Start

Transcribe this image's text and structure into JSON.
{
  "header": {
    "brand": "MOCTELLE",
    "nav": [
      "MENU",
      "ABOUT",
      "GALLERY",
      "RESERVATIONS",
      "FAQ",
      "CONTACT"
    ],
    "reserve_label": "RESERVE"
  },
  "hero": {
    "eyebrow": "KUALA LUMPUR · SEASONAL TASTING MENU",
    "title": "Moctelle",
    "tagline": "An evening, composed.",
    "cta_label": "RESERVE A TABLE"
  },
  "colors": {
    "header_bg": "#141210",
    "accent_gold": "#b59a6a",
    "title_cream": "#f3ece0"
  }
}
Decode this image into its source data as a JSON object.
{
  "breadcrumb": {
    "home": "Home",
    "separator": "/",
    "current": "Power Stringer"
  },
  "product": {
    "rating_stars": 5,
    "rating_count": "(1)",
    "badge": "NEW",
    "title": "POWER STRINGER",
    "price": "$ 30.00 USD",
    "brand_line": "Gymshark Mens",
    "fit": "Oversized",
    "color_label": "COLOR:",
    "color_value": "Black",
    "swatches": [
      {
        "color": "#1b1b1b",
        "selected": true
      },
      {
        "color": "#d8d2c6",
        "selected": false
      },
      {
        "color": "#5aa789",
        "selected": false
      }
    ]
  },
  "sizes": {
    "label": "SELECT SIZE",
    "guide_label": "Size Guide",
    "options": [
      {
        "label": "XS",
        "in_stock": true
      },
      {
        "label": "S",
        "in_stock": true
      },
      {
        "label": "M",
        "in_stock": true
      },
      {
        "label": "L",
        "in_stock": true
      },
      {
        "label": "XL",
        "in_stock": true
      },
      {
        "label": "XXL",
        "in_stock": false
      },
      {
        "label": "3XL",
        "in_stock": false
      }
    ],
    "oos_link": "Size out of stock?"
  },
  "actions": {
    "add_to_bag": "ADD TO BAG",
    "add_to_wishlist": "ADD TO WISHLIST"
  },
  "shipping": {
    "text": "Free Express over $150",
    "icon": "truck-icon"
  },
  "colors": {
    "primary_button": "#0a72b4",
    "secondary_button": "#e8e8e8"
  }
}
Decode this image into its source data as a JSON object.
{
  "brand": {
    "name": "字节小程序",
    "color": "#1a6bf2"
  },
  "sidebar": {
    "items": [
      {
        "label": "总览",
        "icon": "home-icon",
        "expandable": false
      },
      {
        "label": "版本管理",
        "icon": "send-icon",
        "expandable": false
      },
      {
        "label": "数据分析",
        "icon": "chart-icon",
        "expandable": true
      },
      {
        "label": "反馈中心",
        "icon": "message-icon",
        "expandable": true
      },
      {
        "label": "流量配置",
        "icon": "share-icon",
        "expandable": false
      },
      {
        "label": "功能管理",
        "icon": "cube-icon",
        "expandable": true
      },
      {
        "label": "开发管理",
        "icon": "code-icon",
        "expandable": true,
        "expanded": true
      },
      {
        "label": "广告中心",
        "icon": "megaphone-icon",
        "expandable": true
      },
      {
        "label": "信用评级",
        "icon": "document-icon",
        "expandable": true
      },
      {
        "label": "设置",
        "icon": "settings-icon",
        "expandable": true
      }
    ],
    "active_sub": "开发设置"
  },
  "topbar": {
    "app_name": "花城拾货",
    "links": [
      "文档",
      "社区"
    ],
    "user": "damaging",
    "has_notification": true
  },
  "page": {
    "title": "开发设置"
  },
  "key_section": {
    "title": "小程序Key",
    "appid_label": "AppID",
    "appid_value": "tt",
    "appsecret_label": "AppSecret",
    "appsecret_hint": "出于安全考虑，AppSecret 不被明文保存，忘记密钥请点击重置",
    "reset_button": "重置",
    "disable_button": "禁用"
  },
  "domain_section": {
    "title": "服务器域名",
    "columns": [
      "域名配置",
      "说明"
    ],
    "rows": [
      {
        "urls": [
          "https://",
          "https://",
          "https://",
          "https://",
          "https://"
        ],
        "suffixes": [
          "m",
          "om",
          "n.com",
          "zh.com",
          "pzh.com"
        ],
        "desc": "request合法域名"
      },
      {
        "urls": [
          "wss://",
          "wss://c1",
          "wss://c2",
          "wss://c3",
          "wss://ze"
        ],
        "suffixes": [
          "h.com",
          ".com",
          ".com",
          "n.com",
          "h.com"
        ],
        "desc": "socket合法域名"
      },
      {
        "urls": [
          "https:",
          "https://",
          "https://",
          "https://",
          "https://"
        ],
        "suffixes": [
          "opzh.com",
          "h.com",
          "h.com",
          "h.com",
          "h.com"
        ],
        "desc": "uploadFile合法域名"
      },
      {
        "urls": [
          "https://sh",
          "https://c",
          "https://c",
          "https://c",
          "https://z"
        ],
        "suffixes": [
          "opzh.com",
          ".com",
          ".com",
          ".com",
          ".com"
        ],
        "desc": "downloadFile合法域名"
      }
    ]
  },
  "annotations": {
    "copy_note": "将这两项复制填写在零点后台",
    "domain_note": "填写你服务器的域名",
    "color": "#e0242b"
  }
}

End

Given task:
Extract each record, keeping it identical to the original.

The completed task:
Transcribe this image's text and structure into JSON.
{
  "header": {
    "brand": "MOCTELLE",
    "nav": [
      "MENU",
      "ABOUT",
      "GALLERY",
      "RESERVATIONS",
      "FAQ",
      "CONTACT"
    ],
    "reserve_label": "RESERVE"
  },
  "hero": {
    "eyebrow": "KUALA LUMPUR · SEASONAL TASTING MENU",
    "title": "Moctelle",
    "tagline": "An evening, composed.",
    "cta_label": "RESERVE A TABLE"
  },
  "colors": {
    "header_bg": "#141210",
    "accent_gold": "#b59a6a",
    "title_cream": "#f3ece0"
  }
}
Decode this image into its source data as a JSON object.
{
  "breadcrumb": {
    "home": "Home",
    "separator": "/",
    "current": "Power Stringer"
  },
  "product": {
    "rating_stars": 5,
    "rating_count": "(1)",
    "badge": "NEW",
    "title": "POWER STRINGER",
    "price": "$ 30.00 USD",
    "brand_line": "Gymshark Mens",
    "fit": "Oversized",
    "color_label": "COLOR:",
    "color_value": "Black",
    "swatches": [
      {
        "color": "#1b1b1b",
        "selected": true
      },
      {
        "color": "#d8d2c6",
        "selected": false
      },
      {
        "color": "#5aa789",
        "selected": false
      }
    ]
  },
  "sizes": {
    "label": "SELECT SIZE",
    "guide_label": "Size Guide",
    "options": [
      {
        "label": "XS",
        "in_stock": true
      },
      {
        "label": "S",
        "in_stock": true
      },
      {
        "label": "M",
        "in_stock": true
      },
      {
        "label": "L",
        "in_stock": true
      },
      {
        "label": "XL",
        "in_stock": true
      },
      {
        "label": "XXL",
        "in_stock": false
      },
      {
        "label": "3XL",
        "in_stock": false
      }
    ],
    "oos_link": "Size out of stock?"
  },
  "actions": {
    "add_to_bag": "ADD TO BAG",
    "add_to_wishlist": "ADD TO WISHLIST"
  },
  "shipping": {
    "text": "Free Express over $150",
    "icon": "truck-icon"
  },
  "colors": {
    "primary_button": "#0a72b4",
    "secondary_button": "#e8e8e8"
  }
}
Decode this image into its source data as a JSON object.
{
  "brand": {
    "name": "字节小程序",
    "color": "#1a6bf2"
  },
  "sidebar": {
    "items": [
      {
        "label": "总览",
        "icon": "home-icon",
        "expandable": false
      },
      {
        "label": "版本管理",
        "icon": "send-icon",
        "expandable": false
      },
      {
        "label": "数据分析",
        "icon": "chart-icon",
        "expandable": true
      },
      {
        "label": "反馈中心",
        "icon": "message-icon",
        "expandable": true
      },
      {
        "label": "流量配置",
        "icon": "share-icon",
        "expandable": false
      },
      {
        "label": "功能管理",
        "icon": "cube-icon",
        "expandable": true
      },
      {
        "label": "开发管理",
        "icon": "code-icon",
        "expandable": true,
        "expanded": true
      },
      {
        "label": "广告中心",
        "icon": "megaphone-icon",
        "expandable": true
      },
      {
        "label": "信用评级",
        "icon": "document-icon",
        "expandable": true
      },
      {
        "label": "设置",
        "icon": "settings-icon",
        "expandable": true
      }
    ],
    "active_sub": "开发设置"
  },
  "topbar": {
    "app_name": "花城拾货",
    "links": [
      "文档",
      "社区"
    ],
    "user": "damaging",
    "has_notification": true
  },
  "page": {
    "title": "开发设置"
  },
  "key_section": {
    "title": "小程序Key",
    "appid_label": "AppID",
    "appid_value": "tt",
    "appsecret_label": "AppSecret",
    "appsecret_hint": "出于安全考虑，AppSecret 不被明文保存，忘记密钥请点击重置",
    "reset_button": "重置",
    "disable_button": "禁用"
  },
  "domain_section": {
    "title": "服务器域名",
    "columns": [
      "域名配置",
      "说明"
    ],
    "rows": [
      {
        "urls": [
          "https://",
          "https://",
          "https://",
          "https://",
          "https://"
        ],
        "suffixes": [
          "m",
          "om",
          "n.com",
          "zh.com",
          "pzh.com"
        ],
        "desc": "request合法域名"
      },
      {
        "urls": [
          "wss://",
          "wss://c1",
          "wss://c2",
          "wss://c3",
          "wss://ze"
        ],
        "suffixes": [
          "h.com",
          ".com",
          ".com",
          "n.com",
          "h.com"
        ],
        "desc": "socket合法域名"
      },
      {
        "urls": [
          "https:",
          "https://",
          "https://",
          "https://",
          "https://"
        ],
        "suffixes": [
          "opzh.com",
          "h.com",
          "h.com",
          "h.com",
          "h.com"
        ],
        "desc": "uploadFile合法域名"
      },
      {
        "urls": [
          "https://sh",
          "https://c",
          "https://c",
          "https://c",
          "https://z"
        ],
        "suffixes": [
          "opzh.com",
          ".com",
          ".com",
          ".com",
          ".com"
        ],
        "desc": "downloadFile合法域名"
      }
    ]
  },
  "annotations": {
    "copy_note": "将这两项复制填写在零点后台",
    "domain_note": "填写你服务器的域名",
    "color": "#e0242b"
  }
}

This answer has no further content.